**Instructions to follow:**
Transcribe the entries below exactly.

**Input records:**
= = = = = = =
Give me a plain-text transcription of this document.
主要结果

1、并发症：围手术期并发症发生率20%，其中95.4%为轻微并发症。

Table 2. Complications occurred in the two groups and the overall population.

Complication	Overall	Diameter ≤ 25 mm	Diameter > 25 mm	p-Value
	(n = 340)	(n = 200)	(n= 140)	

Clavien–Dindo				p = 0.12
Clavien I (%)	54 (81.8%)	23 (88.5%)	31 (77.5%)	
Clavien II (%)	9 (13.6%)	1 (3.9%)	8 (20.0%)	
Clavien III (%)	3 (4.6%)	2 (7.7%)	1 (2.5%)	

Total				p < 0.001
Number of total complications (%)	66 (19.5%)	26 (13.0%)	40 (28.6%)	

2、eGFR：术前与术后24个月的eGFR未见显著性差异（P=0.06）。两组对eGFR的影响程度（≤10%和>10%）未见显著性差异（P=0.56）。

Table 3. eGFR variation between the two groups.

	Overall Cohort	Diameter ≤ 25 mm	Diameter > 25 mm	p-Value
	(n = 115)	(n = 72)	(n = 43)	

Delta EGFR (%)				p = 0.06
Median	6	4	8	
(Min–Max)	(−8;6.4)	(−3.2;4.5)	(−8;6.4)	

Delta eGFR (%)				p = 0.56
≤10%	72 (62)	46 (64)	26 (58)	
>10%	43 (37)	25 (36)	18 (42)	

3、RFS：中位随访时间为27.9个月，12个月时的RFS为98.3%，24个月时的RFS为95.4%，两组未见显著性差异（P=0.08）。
= = = = = = =
**Solution to the problem:**
Give me a plain-text transcription of this document.
主要结果

1、并发症：围手术期并发症发生率20%，其中95.4%为轻微并发症。

Table 2. Complications occurred in the two groups and the overall population.

Complication	Overall	Diameter ≤ 25 mm	Diameter > 25 mm	p-Value
	(n = 340)	(n = 200)	(n= 140)	

Clavien–Dindo				p = 0.12
Clavien I (%)	54 (81.8%)	23 (88.5%)	31 (77.5%)	
Clavien II (%)	9 (13.6%)	1 (3.9%)	8 (20.0%)	
Clavien III (%)	3 (4.6%)	2 (7.7%)	1 (2.5%)	

Total				p < 0.001
Number of total complications (%)	66 (19.5%)	26 (13.0%)	40 (28.6%)	

2、eGFR：术前与术后24个月的eGFR未见显著性差异（P=0.06）。两组对eGFR的影响程度（≤10%和>10%）未见显著性差异（P=0.56）。

Table 3. eGFR variation between the two groups.

	Overall Cohort	Diameter ≤ 25 mm	Diameter > 25 mm	p-Value
	(n = 115)	(n = 72)	(n = 43)	

Delta EGFR (%)				p = 0.06
Median	6	4	8	
(Min–Max)	(−8;6.4)	(−3.2;4.5)	(−8;6.4)	

Delta eGFR (%)				p = 0.56
≤10%	72 (62)	46 (64)	26 (58)	
>10%	43 (37)	25 (36)	18 (42)	

3、RFS：中位随访时间为27.9个月，12个月时的RFS为98.3%，24个月时的RFS为95.4%，两组未见显著性差异（P=0.08）。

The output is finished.